### Listed records
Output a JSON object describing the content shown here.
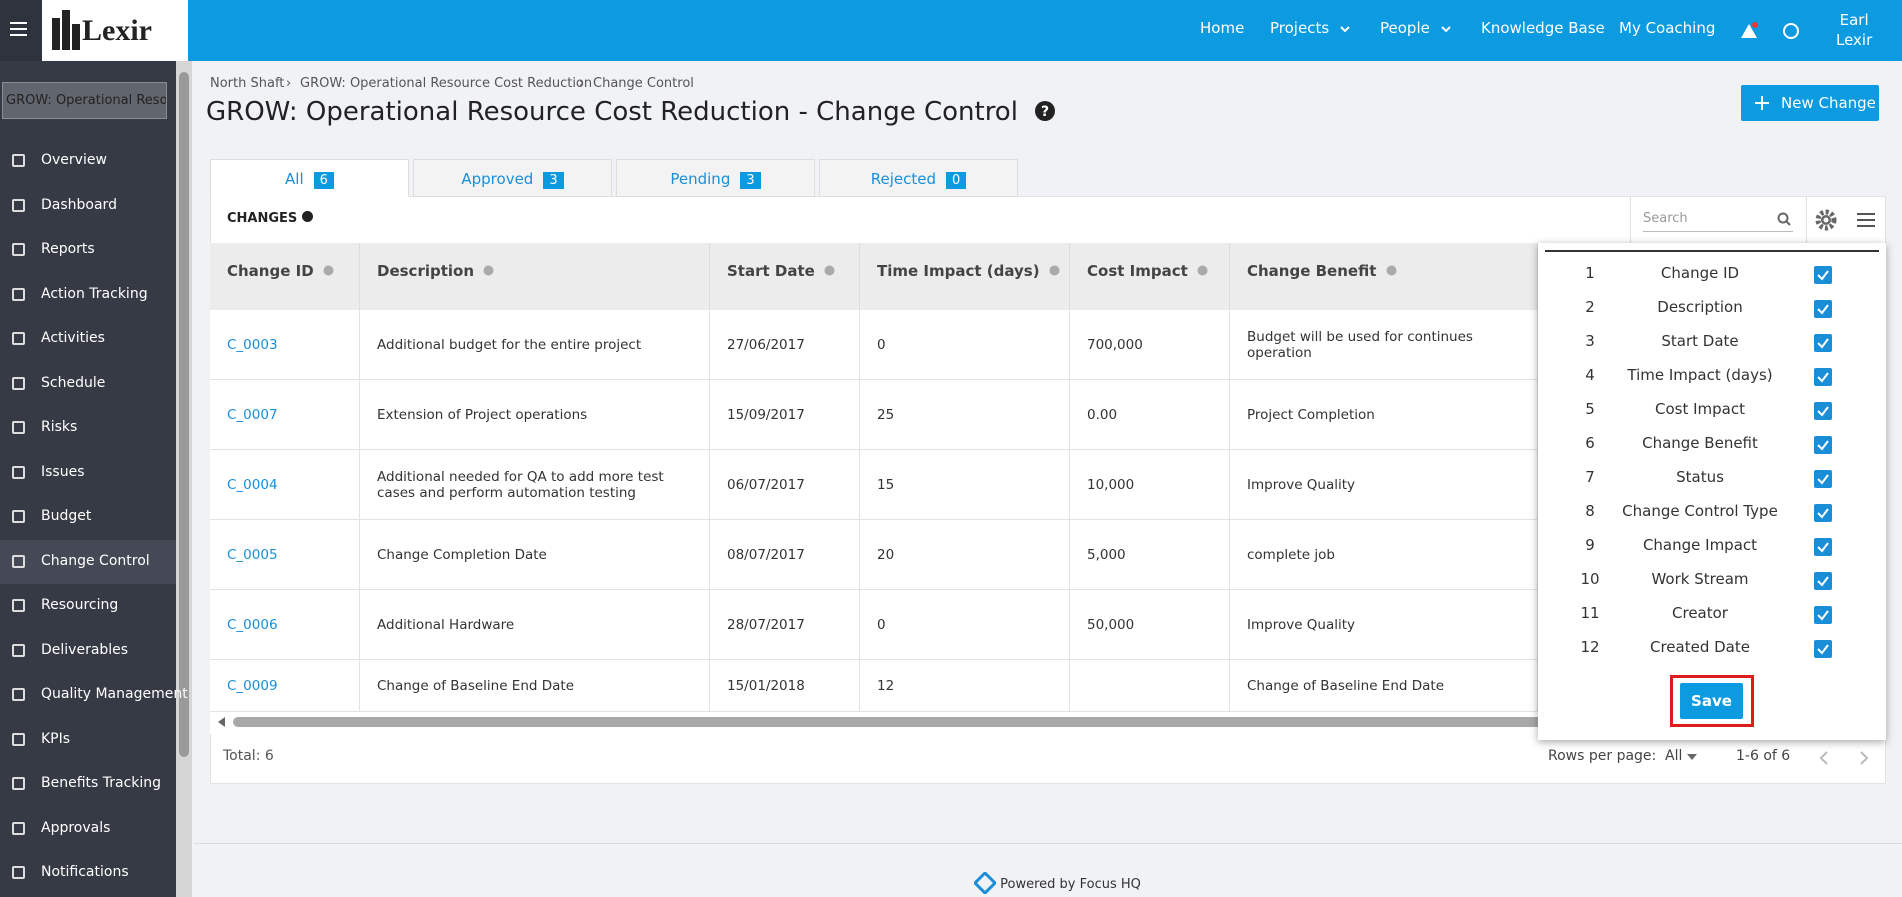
{
  "header": {
    "logo": "Lexir",
    "nav": [
      "Home",
      "Projects",
      "People",
      "Knowledge Base",
      "My Coaching"
    ],
    "user_first": "Earl",
    "user_last": "Lexir"
  },
  "sidebar": {
    "search": "GROW: Operational Resource Cost Reduction",
    "items": [
      "Overview",
      "Dashboard",
      "Reports",
      "Action Tracking",
      "Activities",
      "Schedule",
      "Risks",
      "Issues",
      "Budget",
      "Change Control",
      "Resourcing",
      "Deliverables",
      "Quality Management",
      "KPIs",
      "Benefits Tracking",
      "Approvals",
      "Notifications"
    ],
    "active": "Change Control"
  },
  "breadcrumb": [
    "North Shaft",
    "GROW: Operational Resource Cost Reduction",
    "Change Control"
  ],
  "title": "GROW: Operational Resource Cost Reduction - Change Control",
  "new_change": "New Change",
  "tabs": [
    {
      "label": "All",
      "count": 6
    },
    {
      "label": "Approved",
      "count": 3
    },
    {
      "label": "Pending",
      "count": 3
    },
    {
      "label": "Rejected",
      "count": 0
    }
  ],
  "table": {
    "label": "CHANGES",
    "search_placeholder": "Search",
    "columns": [
      "Change ID",
      "Description",
      "Start Date",
      "Time Impact (days)",
      "Cost Impact",
      "Change Benefit"
    ],
    "rows": [
      [
        "C_0003",
        "Additional budget for the entire project",
        "27/06/2017",
        "0",
        "700,000",
        "Budget will be used for continues operation"
      ],
      [
        "C_0007",
        "Extension of Project operations",
        "15/09/2017",
        "25",
        "0.00",
        "Project Completion"
      ],
      [
        "C_0004",
        "Additional needed for QA to add more test cases and perform automation testing",
        "06/07/2017",
        "15",
        "10,000",
        "Improve Quality"
      ],
      [
        "C_0005",
        "Change Completion Date",
        "08/07/2017",
        "20",
        "5,000",
        "complete job"
      ],
      [
        "C_0006",
        "Additional Hardware",
        "28/07/2017",
        "0",
        "50,000",
        "Improve Quality"
      ],
      [
        "C_0009",
        "Change of Baseline End Date",
        "15/01/2018",
        "12",
        null,
        "Change of Baseline End Date"
      ]
    ],
    "total": "Total: 6",
    "rows_per_page_label": "Rows per page:",
    "rows_per_page": "All",
    "range": "1-6 of 6"
  },
  "column_panel": {
    "items": [
      {
        "n": 1,
        "label": "Change ID"
      },
      {
        "n": 2,
        "label": "Description"
      },
      {
        "n": 3,
        "label": "Start Date"
      },
      {
        "n": 4,
        "label": "Time Impact (days)"
      },
      {
        "n": 5,
        "label": "Cost Impact"
      },
      {
        "n": 6,
        "label": "Change Benefit"
      },
      {
        "n": 7,
        "label": "Status"
      },
      {
        "n": 8,
        "label": "Change Control Type"
      },
      {
        "n": 9,
        "label": "Change Impact"
      },
      {
        "n": 10,
        "label": "Work Stream"
      },
      {
        "n": 11,
        "label": "Creator"
      },
      {
        "n": 12,
        "label": "Created Date"
      }
    ],
    "save": "Save"
  },
  "footer": "Powered by Focus HQ"
}
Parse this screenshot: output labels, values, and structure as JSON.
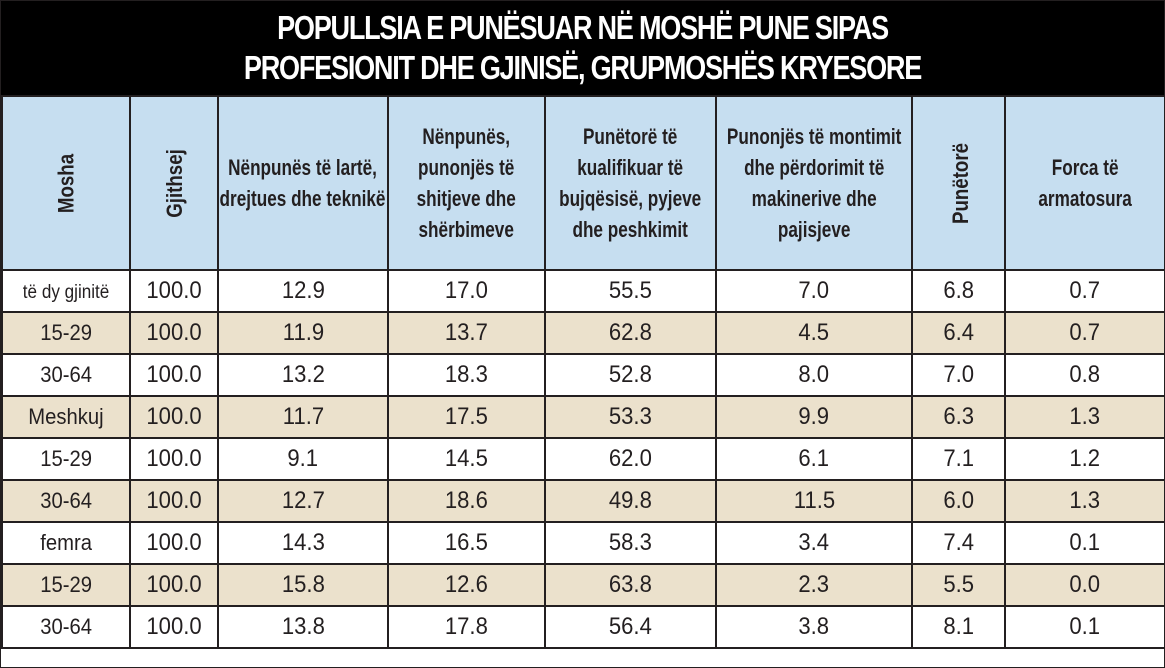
{
  "title": {
    "line1": "POPULLSIA E PUNËSUAR NË MOSHË PUNE SIPAS",
    "line2": "PROFESIONIT DHE GJINISË, GRUPMOSHËS KRYESORE"
  },
  "colors": {
    "header_bg": "#c6def0",
    "alt_row_bg": "#ebe1cc",
    "title_bg": "#000000",
    "border": "#231f20"
  },
  "table": {
    "headers": [
      "Mosha",
      "Gjithsej",
      "Nënpunës të lartë, drejtues dhe teknikë",
      "Nënpunës, punonjës të shitjeve dhe shërbimeve",
      "Punëtorë të kualifikuar të bujqësisë, pyjeve dhe peshkimit",
      "Punonjës të montimit dhe përdorimit të makinerive dhe pajisjeve",
      "Punëtorë",
      "Forca të armatosura"
    ],
    "rows": [
      [
        "të dy gjinitë",
        "100.0",
        "12.9",
        "17.0",
        "55.5",
        "7.0",
        "6.8",
        "0.7"
      ],
      [
        "15-29",
        "100.0",
        "11.9",
        "13.7",
        "62.8",
        "4.5",
        "6.4",
        "0.7"
      ],
      [
        "30-64",
        "100.0",
        "13.2",
        "18.3",
        "52.8",
        "8.0",
        "7.0",
        "0.8"
      ],
      [
        "Meshkuj",
        "100.0",
        "11.7",
        "17.5",
        "53.3",
        "9.9",
        "6.3",
        "1.3"
      ],
      [
        "15-29",
        "100.0",
        "9.1",
        "14.5",
        "62.0",
        "6.1",
        "7.1",
        "1.2"
      ],
      [
        "30-64",
        "100.0",
        "12.7",
        "18.6",
        "49.8",
        "11.5",
        "6.0",
        "1.3"
      ],
      [
        "femra",
        "100.0",
        "14.3",
        "16.5",
        "58.3",
        "3.4",
        "7.4",
        "0.1"
      ],
      [
        "15-29",
        "100.0",
        "15.8",
        "12.6",
        "63.8",
        "2.3",
        "5.5",
        "0.0"
      ],
      [
        "30-64",
        "100.0",
        "13.8",
        "17.8",
        "56.4",
        "3.8",
        "8.1",
        "0.1"
      ]
    ]
  },
  "chart_data": {
    "type": "table",
    "title": "POPULLSIA E PUNËSUAR NË MOSHË PUNE SIPAS PROFESIONIT DHE GJINISË, GRUPMOSHËS KRYESORE",
    "columns": [
      "Mosha",
      "Gjithsej",
      "Nënpunës të lartë, drejtues dhe teknikë",
      "Nënpunës, punonjës të shitjeve dhe shërbimeve",
      "Punëtorë të kualifikuar të bujqësisë, pyjeve dhe peshkimit",
      "Punonjës të montimit dhe përdorimit të makinerive dhe pajisjeve",
      "Punëtorë",
      "Forca të armatosura"
    ],
    "categories": [
      "të dy gjinitë",
      "15-29",
      "30-64",
      "Meshkuj",
      "15-29",
      "30-64",
      "femra",
      "15-29",
      "30-64"
    ],
    "series": [
      {
        "name": "Gjithsej",
        "values": [
          100.0,
          100.0,
          100.0,
          100.0,
          100.0,
          100.0,
          100.0,
          100.0,
          100.0
        ]
      },
      {
        "name": "Nënpunës të lartë, drejtues dhe teknikë",
        "values": [
          12.9,
          11.9,
          13.2,
          11.7,
          9.1,
          12.7,
          14.3,
          15.8,
          13.8
        ]
      },
      {
        "name": "Nënpunës, punonjës të shitjeve dhe shërbimeve",
        "values": [
          17.0,
          13.7,
          18.3,
          17.5,
          14.5,
          18.6,
          16.5,
          12.6,
          17.8
        ]
      },
      {
        "name": "Punëtorë të kualifikuar të bujqësisë, pyjeve dhe peshkimit",
        "values": [
          55.5,
          62.8,
          52.8,
          53.3,
          62.0,
          49.8,
          58.3,
          63.8,
          56.4
        ]
      },
      {
        "name": "Punonjës të montimit dhe përdorimit të makinerive dhe pajisjeve",
        "values": [
          7.0,
          4.5,
          8.0,
          9.9,
          6.1,
          11.5,
          3.4,
          2.3,
          3.8
        ]
      },
      {
        "name": "Punëtorë",
        "values": [
          6.8,
          6.4,
          7.0,
          6.3,
          7.1,
          6.0,
          7.4,
          5.5,
          8.1
        ]
      },
      {
        "name": "Forca të armatosura",
        "values": [
          0.7,
          0.7,
          0.8,
          1.3,
          1.2,
          1.3,
          0.1,
          0.0,
          0.1
        ]
      }
    ]
  }
}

### Set task
Reproduce each record above by retyping it exactly; omit all images.

### Exercise result
Output a JSON object describing the content shown here.
{
  "header": {
    "logo": "Lexir",
    "nav": [
      "Home",
      "Projects",
      "People",
      "Knowledge Base",
      "My Coaching"
    ],
    "user_first": "Earl",
    "user_last": "Lexir"
  },
  "sidebar": {
    "search": "GROW: Operational Resource Cost Reduction",
    "items": [
      "Overview",
      "Dashboard",
      "Reports",
      "Action Tracking",
      "Activities",
      "Schedule",
      "Risks",
      "Issues",
      "Budget",
      "Change Control",
      "Resourcing",
      "Deliverables",
      "Quality Management",
      "KPIs",
      "Benefits Tracking",
      "Approvals",
      "Notifications"
    ],
    "active": "Change Control"
  },
  "breadcrumb": [
    "North Shaft",
    "GROW: Operational Resource Cost Reduction",
    "Change Control"
  ],
  "title": "GROW: Operational Resource Cost Reduction - Change Control",
  "new_change": "New Change",
  "tabs": [
    {
      "label": "All",
      "count": 6
    },
    {
      "label": "Approved",
      "count": 3
    },
    {
      "label": "Pending",
      "count": 3
    },
    {
      "label": "Rejected",
      "count": 0
    }
  ],
  "table": {
    "label": "CHANGES",
    "search_placeholder": "Search",
    "columns": [
      "Change ID",
      "Description",
      "Start Date",
      "Time Impact (days)",
      "Cost Impact",
      "Change Benefit"
    ],
    "rows": [
      [
        "C_0003",
        "Additional budget for the entire project",
        "27/06/2017",
        "0",
        "700,000",
        "Budget will be used for continues operation"
      ],
      [
        "C_0007",
        "Extension of Project operations",
        "15/09/2017",
        "25",
        "0.00",
        "Project Completion"
      ],
      [
        "C_0004",
        "Additional needed for QA to add more test cases and perform automation testing",
        "06/07/2017",
        "15",
        "10,000",
        "Improve Quality"
      ],
      [
        "C_0005",
        "Change Completion Date",
        "08/07/2017",
        "20",
        "5,000",
        "complete job"
      ],
      [
        "C_0006",
        "Additional Hardware",
        "28/07/2017",
        "0",
        "50,000",
        "Improve Quality"
      ],
      [
        "C_0009",
        "Change of Baseline End Date",
        "15/01/2018",
        "12",
        null,
        "Change of Baseline End Date"
      ]
    ],
    "total": "Total: 6",
    "rows_per_page_label": "Rows per page:",
    "rows_per_page": "All",
    "range": "1-6 of 6"
  },
  "column_panel": {
    "items": [
      {
        "n": 1,
        "label": "Change ID"
      },
      {
        "n": 2,
        "label": "Description"
      },
      {
        "n": 3,
        "label": "Start Date"
      },
      {
        "n": 4,
        "label": "Time Impact (days)"
      },
      {
        "n": 5,
        "label": "Cost Impact"
      },
      {
        "n": 6,
        "label": "Change Benefit"
      },
      {
        "n": 7,
        "label": "Status"
      },
      {
        "n": 8,
        "label": "Change Control Type"
      },
      {
        "n": 9,
        "label": "Change Impact"
      },
      {
        "n": 10,
        "label": "Work Stream"
      },
      {
        "n": 11,
        "label": "Creator"
      },
      {
        "n": 12,
        "label": "Created Date"
      }
    ],
    "save": "Save"
  },
  "footer": "Powered by Focus HQ"
}
Parse this screenshot: output labels, values, and structure as JSON.
{
  "title": {
    "line1": "POPULLSIA E PUNËSUAR NË MOSHË PUNE SIPAS",
    "line2": "PROFESIONIT DHE GJINISË, GRUPMOSHËS KRYESORE"
  },
  "colors": {
    "header_bg": "#c6def0",
    "alt_row_bg": "#ebe1cc",
    "title_bg": "#000000",
    "border": "#231f20"
  },
  "table": {
    "headers": [
      "Mosha",
      "Gjithsej",
      "Nënpunës të lartë, drejtues dhe teknikë",
      "Nënpunës, punonjës të shitjeve dhe shërbimeve",
      "Punëtorë të kualifikuar të bujqësisë, pyjeve dhe peshkimit",
      "Punonjës të montimit dhe përdorimit të makinerive dhe pajisjeve",
      "Punëtorë",
      "Forca të armatosura"
    ],
    "rows": [
      [
        "të dy gjinitë",
        "100.0",
        "12.9",
        "17.0",
        "55.5",
        "7.0",
        "6.8",
        "0.7"
      ],
      [
        "15-29",
        "100.0",
        "11.9",
        "13.7",
        "62.8",
        "4.5",
        "6.4",
        "0.7"
      ],
      [
        "30-64",
        "100.0",
        "13.2",
        "18.3",
        "52.8",
        "8.0",
        "7.0",
        "0.8"
      ],
      [
        "Meshkuj",
        "100.0",
        "11.7",
        "17.5",
        "53.3",
        "9.9",
        "6.3",
        "1.3"
      ],
      [
        "15-29",
        "100.0",
        "9.1",
        "14.5",
        "62.0",
        "6.1",
        "7.1",
        "1.2"
      ],
      [
        "30-64",
        "100.0",
        "12.7",
        "18.6",
        "49.8",
        "11.5",
        "6.0",
        "1.3"
      ],
      [
        "femra",
        "100.0",
        "14.3",
        "16.5",
        "58.3",
        "3.4",
        "7.4",
        "0.1"
      ],
      [
        "15-29",
        "100.0",
        "15.8",
        "12.6",
        "63.8",
        "2.3",
        "5.5",
        "0.0"
      ],
      [
        "30-64",
        "100.0",
        "13.8",
        "17.8",
        "56.4",
        "3.8",
        "8.1",
        "0.1"
      ]
    ]
  },
  "chart_data": {
    "type": "table",
    "title": "POPULLSIA E PUNËSUAR NË MOSHË PUNE SIPAS PROFESIONIT DHE GJINISË, GRUPMOSHËS KRYESORE",
    "columns": [
      "Mosha",
      "Gjithsej",
      "Nënpunës të lartë, drejtues dhe teknikë",
      "Nënpunës, punonjës të shitjeve dhe shërbimeve",
      "Punëtorë të kualifikuar të bujqësisë, pyjeve dhe peshkimit",
      "Punonjës të montimit dhe përdorimit të makinerive dhe pajisjeve",
      "Punëtorë",
      "Forca të armatosura"
    ],
    "categories": [
      "të dy gjinitë",
      "15-29",
      "30-64",
      "Meshkuj",
      "15-29",
      "30-64",
      "femra",
      "15-29",
      "30-64"
    ],
    "series": [
      {
        "name": "Gjithsej",
        "values": [
          100.0,
          100.0,
          100.0,
          100.0,
          100.0,
          100.0,
          100.0,
          100.0,
          100.0
        ]
      },
      {
        "name": "Nënpunës të lartë, drejtues dhe teknikë",
        "values": [
          12.9,
          11.9,
          13.2,
          11.7,
          9.1,
          12.7,
          14.3,
          15.8,
          13.8
        ]
      },
      {
        "name": "Nënpunës, punonjës të shitjeve dhe shërbimeve",
        "values": [
          17.0,
          13.7,
          18.3,
          17.5,
          14.5,
          18.6,
          16.5,
          12.6,
          17.8
        ]
      },
      {
        "name": "Punëtorë të kualifikuar të bujqësisë, pyjeve dhe peshkimit",
        "values": [
          55.5,
          62.8,
          52.8,
          53.3,
          62.0,
          49.8,
          58.3,
          63.8,
          56.4
        ]
      },
      {
        "name": "Punonjës të montimit dhe përdorimit të makinerive dhe pajisjeve",
        "values": [
          7.0,
          4.5,
          8.0,
          9.9,
          6.1,
          11.5,
          3.4,
          2.3,
          3.8
        ]
      },
      {
        "name": "Punëtorë",
        "values": [
          6.8,
          6.4,
          7.0,
          6.3,
          7.1,
          6.0,
          7.4,
          5.5,
          8.1
        ]
      },
      {
        "name": "Forca të armatosura",
        "values": [
          0.7,
          0.7,
          0.8,
          1.3,
          1.2,
          1.3,
          0.1,
          0.0,
          0.1
        ]
      }
    ]
  }
}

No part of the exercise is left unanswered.